• [Written problem]: Your job is to restate each entry word for word.

• [Source material]:
================
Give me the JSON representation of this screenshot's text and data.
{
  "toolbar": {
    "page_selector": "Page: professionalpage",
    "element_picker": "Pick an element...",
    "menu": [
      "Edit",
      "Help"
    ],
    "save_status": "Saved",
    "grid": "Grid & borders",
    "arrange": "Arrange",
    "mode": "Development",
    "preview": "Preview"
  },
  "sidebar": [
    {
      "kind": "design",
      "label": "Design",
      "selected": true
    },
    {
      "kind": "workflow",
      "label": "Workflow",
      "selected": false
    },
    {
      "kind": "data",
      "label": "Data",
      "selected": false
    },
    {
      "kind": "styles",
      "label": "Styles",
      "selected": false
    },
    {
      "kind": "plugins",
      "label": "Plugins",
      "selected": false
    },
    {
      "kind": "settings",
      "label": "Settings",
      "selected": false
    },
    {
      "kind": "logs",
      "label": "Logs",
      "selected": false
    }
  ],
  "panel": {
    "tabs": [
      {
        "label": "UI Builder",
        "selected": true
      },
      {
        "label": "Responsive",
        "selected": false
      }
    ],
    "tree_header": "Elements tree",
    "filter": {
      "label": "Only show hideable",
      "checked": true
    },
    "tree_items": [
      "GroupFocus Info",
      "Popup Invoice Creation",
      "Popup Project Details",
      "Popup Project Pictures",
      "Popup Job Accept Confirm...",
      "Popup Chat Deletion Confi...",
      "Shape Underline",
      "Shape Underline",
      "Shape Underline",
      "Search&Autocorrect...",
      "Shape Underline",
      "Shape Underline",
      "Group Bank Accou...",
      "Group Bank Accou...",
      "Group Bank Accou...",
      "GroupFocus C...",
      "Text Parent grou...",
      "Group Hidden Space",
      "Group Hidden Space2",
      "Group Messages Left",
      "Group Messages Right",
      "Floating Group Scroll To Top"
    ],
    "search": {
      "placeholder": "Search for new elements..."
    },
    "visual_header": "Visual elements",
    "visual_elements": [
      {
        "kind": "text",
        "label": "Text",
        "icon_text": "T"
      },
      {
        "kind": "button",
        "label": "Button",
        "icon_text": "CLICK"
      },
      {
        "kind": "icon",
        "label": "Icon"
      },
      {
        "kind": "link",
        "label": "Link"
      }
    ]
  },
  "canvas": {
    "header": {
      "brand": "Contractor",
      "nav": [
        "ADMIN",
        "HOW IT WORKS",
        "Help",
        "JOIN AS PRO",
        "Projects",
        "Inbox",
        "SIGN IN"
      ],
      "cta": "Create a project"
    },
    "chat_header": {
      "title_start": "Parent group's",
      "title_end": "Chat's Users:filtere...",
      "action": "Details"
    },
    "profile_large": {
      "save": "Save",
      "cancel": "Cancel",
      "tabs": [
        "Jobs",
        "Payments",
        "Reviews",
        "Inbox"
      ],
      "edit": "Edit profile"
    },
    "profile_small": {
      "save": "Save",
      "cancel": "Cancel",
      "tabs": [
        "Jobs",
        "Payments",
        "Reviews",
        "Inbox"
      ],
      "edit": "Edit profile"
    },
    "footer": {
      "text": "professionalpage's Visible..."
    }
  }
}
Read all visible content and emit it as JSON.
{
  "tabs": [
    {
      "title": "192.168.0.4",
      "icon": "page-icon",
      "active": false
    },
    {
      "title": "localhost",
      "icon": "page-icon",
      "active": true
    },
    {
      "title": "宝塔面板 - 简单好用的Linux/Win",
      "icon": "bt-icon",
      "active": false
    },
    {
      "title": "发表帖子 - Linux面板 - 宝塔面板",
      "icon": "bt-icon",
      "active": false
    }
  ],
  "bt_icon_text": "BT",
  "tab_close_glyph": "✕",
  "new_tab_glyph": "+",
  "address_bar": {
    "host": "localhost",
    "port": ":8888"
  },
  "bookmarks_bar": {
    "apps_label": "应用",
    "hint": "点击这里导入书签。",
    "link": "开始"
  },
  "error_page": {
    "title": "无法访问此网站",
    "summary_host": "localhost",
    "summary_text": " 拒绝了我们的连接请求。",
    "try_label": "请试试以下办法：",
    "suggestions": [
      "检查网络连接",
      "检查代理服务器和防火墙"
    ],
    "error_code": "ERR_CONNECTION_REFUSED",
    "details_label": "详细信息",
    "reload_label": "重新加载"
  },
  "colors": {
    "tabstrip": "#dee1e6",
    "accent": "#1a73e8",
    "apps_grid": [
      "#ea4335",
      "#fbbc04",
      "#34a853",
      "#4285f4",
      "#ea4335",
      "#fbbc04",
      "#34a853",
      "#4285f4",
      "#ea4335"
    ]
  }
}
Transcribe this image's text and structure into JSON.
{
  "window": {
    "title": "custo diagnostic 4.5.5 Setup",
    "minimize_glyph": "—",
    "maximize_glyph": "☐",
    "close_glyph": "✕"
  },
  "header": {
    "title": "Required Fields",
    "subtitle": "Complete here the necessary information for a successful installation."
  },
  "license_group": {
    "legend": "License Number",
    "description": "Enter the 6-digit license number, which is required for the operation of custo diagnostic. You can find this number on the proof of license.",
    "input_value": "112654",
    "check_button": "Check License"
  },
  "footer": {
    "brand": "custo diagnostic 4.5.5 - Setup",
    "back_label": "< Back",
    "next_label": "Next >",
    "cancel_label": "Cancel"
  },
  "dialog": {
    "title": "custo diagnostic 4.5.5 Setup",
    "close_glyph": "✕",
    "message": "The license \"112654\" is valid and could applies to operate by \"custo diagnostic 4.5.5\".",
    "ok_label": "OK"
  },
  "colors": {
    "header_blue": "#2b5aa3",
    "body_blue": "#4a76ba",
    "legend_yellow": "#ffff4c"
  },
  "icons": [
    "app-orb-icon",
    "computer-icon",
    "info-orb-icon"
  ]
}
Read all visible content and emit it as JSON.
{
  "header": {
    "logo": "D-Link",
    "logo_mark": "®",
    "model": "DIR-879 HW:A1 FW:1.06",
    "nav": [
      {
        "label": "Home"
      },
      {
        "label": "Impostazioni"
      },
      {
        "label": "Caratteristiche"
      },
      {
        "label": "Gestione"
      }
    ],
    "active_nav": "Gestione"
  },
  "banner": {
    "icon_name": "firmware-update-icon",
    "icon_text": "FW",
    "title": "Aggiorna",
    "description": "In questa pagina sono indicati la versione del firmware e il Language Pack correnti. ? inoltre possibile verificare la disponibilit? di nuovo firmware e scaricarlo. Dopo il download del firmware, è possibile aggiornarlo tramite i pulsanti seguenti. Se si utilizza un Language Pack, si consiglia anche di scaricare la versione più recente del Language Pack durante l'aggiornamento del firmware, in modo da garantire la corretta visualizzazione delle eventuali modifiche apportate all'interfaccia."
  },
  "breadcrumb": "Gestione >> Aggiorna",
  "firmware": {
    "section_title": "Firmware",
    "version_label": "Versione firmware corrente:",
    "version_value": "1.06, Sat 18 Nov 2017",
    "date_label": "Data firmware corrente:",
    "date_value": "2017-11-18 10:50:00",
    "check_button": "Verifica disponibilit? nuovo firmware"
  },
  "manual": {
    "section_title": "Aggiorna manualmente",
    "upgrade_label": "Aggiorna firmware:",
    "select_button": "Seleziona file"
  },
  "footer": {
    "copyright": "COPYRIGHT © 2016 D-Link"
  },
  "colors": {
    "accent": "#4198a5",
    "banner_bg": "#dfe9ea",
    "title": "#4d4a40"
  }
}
================
• [Final answer]:
Give me the JSON representation of this screenshot's text and data.
{
  "toolbar": {
    "page_selector": "Page: professionalpage",
    "element_picker": "Pick an element...",
    "menu": [
      "Edit",
      "Help"
    ],
    "save_status": "Saved",
    "grid": "Grid & borders",
    "arrange": "Arrange",
    "mode": "Development",
    "preview": "Preview"
  },
  "sidebar": [
    {
      "kind": "design",
      "label": "Design",
      "selected": true
    },
    {
      "kind": "workflow",
      "label": "Workflow",
      "selected": false
    },
    {
      "kind": "data",
      "label": "Data",
      "selected": false
    },
    {
      "kind": "styles",
      "label": "Styles",
      "selected": false
    },
    {
      "kind": "plugins",
      "label": "Plugins",
      "selected": false
    },
    {
      "kind": "settings",
      "label": "Settings",
      "selected": false
    },
    {
      "kind": "logs",
      "label": "Logs",
      "selected": false
    }
  ],
  "panel": {
    "tabs": [
      {
        "label": "UI Builder",
        "selected": true
      },
      {
        "label": "Responsive",
        "selected": false
      }
    ],
    "tree_header": "Elements tree",
    "filter": {
      "label": "Only show hideable",
      "checked": true
    },
    "tree_items": [
      "GroupFocus Info",
      "Popup Invoice Creation",
      "Popup Project Details",
      "Popup Project Pictures",
      "Popup Job Accept Confirm...",
      "Popup Chat Deletion Confi...",
      "Shape Underline",
      "Shape Underline",
      "Shape Underline",
      "Search&Autocorrect...",
      "Shape Underline",
      "Shape Underline",
      "Group Bank Accou...",
      "Group Bank Accou...",
      "Group Bank Accou...",
      "GroupFocus C...",
      "Text Parent grou...",
      "Group Hidden Space",
      "Group Hidden Space2",
      "Group Messages Left",
      "Group Messages Right",
      "Floating Group Scroll To Top"
    ],
    "search": {
      "placeholder": "Search for new elements..."
    },
    "visual_header": "Visual elements",
    "visual_elements": [
      {
        "kind": "text",
        "label": "Text",
        "icon_text": "T"
      },
      {
        "kind": "button",
        "label": "Button",
        "icon_text": "CLICK"
      },
      {
        "kind": "icon",
        "label": "Icon"
      },
      {
        "kind": "link",
        "label": "Link"
      }
    ]
  },
  "canvas": {
    "header": {
      "brand": "Contractor",
      "nav": [
        "ADMIN",
        "HOW IT WORKS",
        "Help",
        "JOIN AS PRO",
        "Projects",
        "Inbox",
        "SIGN IN"
      ],
      "cta": "Create a project"
    },
    "chat_header": {
      "title_start": "Parent group's",
      "title_end": "Chat's Users:filtere...",
      "action": "Details"
    },
    "profile_large": {
      "save": "Save",
      "cancel": "Cancel",
      "tabs": [
        "Jobs",
        "Payments",
        "Reviews",
        "Inbox"
      ],
      "edit": "Edit profile"
    },
    "profile_small": {
      "save": "Save",
      "cancel": "Cancel",
      "tabs": [
        "Jobs",
        "Payments",
        "Reviews",
        "Inbox"
      ],
      "edit": "Edit profile"
    },
    "footer": {
      "text": "professionalpage's Visible..."
    }
  }
}
Read all visible content and emit it as JSON.
{
  "tabs": [
    {
      "title": "192.168.0.4",
      "icon": "page-icon",
      "active": false
    },
    {
      "title": "localhost",
      "icon": "page-icon",
      "active": true
    },
    {
      "title": "宝塔面板 - 简单好用的Linux/Win",
      "icon": "bt-icon",
      "active": false
    },
    {
      "title": "发表帖子 - Linux面板 - 宝塔面板",
      "icon": "bt-icon",
      "active": false
    }
  ],
  "bt_icon_text": "BT",
  "tab_close_glyph": "✕",
  "new_tab_glyph": "+",
  "address_bar": {
    "host": "localhost",
    "port": ":8888"
  },
  "bookmarks_bar": {
    "apps_label": "应用",
    "hint": "点击这里导入书签。",
    "link": "开始"
  },
  "error_page": {
    "title": "无法访问此网站",
    "summary_host": "localhost",
    "summary_text": " 拒绝了我们的连接请求。",
    "try_label": "请试试以下办法：",
    "suggestions": [
      "检查网络连接",
      "检查代理服务器和防火墙"
    ],
    "error_code": "ERR_CONNECTION_REFUSED",
    "details_label": "详细信息",
    "reload_label": "重新加载"
  },
  "colors": {
    "tabstrip": "#dee1e6",
    "accent": "#1a73e8",
    "apps_grid": [
      "#ea4335",
      "#fbbc04",
      "#34a853",
      "#4285f4",
      "#ea4335",
      "#fbbc04",
      "#34a853",
      "#4285f4",
      "#ea4335"
    ]
  }
}
Transcribe this image's text and structure into JSON.
{
  "window": {
    "title": "custo diagnostic 4.5.5 Setup",
    "minimize_glyph": "—",
    "maximize_glyph": "☐",
    "close_glyph": "✕"
  },
  "header": {
    "title": "Required Fields",
    "subtitle": "Complete here the necessary information for a successful installation."
  },
  "license_group": {
    "legend": "License Number",
    "description": "Enter the 6-digit license number, which is required for the operation of custo diagnostic. You can find this number on the proof of license.",
    "input_value": "112654",
    "check_button": "Check License"
  },
  "footer": {
    "brand": "custo diagnostic 4.5.5 - Setup",
    "back_label": "< Back",
    "next_label": "Next >",
    "cancel_label": "Cancel"
  },
  "dialog": {
    "title": "custo diagnostic 4.5.5 Setup",
    "close_glyph": "✕",
    "message": "The license \"112654\" is valid and could applies to operate by \"custo diagnostic 4.5.5\".",
    "ok_label": "OK"
  },
  "colors": {
    "header_blue": "#2b5aa3",
    "body_blue": "#4a76ba",
    "legend_yellow": "#ffff4c"
  },
  "icons": [
    "app-orb-icon",
    "computer-icon",
    "info-orb-icon"
  ]
}
Read all visible content and emit it as JSON.
{
  "header": {
    "logo": "D-Link",
    "logo_mark": "®",
    "model": "DIR-879 HW:A1 FW:1.06",
    "nav": [
      {
        "label": "Home"
      },
      {
        "label": "Impostazioni"
      },
      {
        "label": "Caratteristiche"
      },
      {
        "label": "Gestione"
      }
    ],
    "active_nav": "Gestione"
  },
  "banner": {
    "icon_name": "firmware-update-icon",
    "icon_text": "FW",
    "title": "Aggiorna",
    "description": "In questa pagina sono indicati la versione del firmware e il Language Pack correnti. ? inoltre possibile verificare la disponibilit? di nuovo firmware e scaricarlo. Dopo il download del firmware, è possibile aggiornarlo tramite i pulsanti seguenti. Se si utilizza un Language Pack, si consiglia anche di scaricare la versione più recente del Language Pack durante l'aggiornamento del firmware, in modo da garantire la corretta visualizzazione delle eventuali modifiche apportate all'interfaccia."
  },
  "breadcrumb": "Gestione >> Aggiorna",
  "firmware": {
    "section_title": "Firmware",
    "version_label": "Versione firmware corrente:",
    "version_value": "1.06, Sat 18 Nov 2017",
    "date_label": "Data firmware corrente:",
    "date_value": "2017-11-18 10:50:00",
    "check_button": "Verifica disponibilit? nuovo firmware"
  },
  "manual": {
    "section_title": "Aggiorna manualmente",
    "upgrade_label": "Aggiorna firmware:",
    "select_button": "Seleziona file"
  },
  "footer": {
    "copyright": "COPYRIGHT © 2016 D-Link"
  },
  "colors": {
    "accent": "#4198a5",
    "banner_bg": "#dfe9ea",
    "title": "#4d4a40"
  }
}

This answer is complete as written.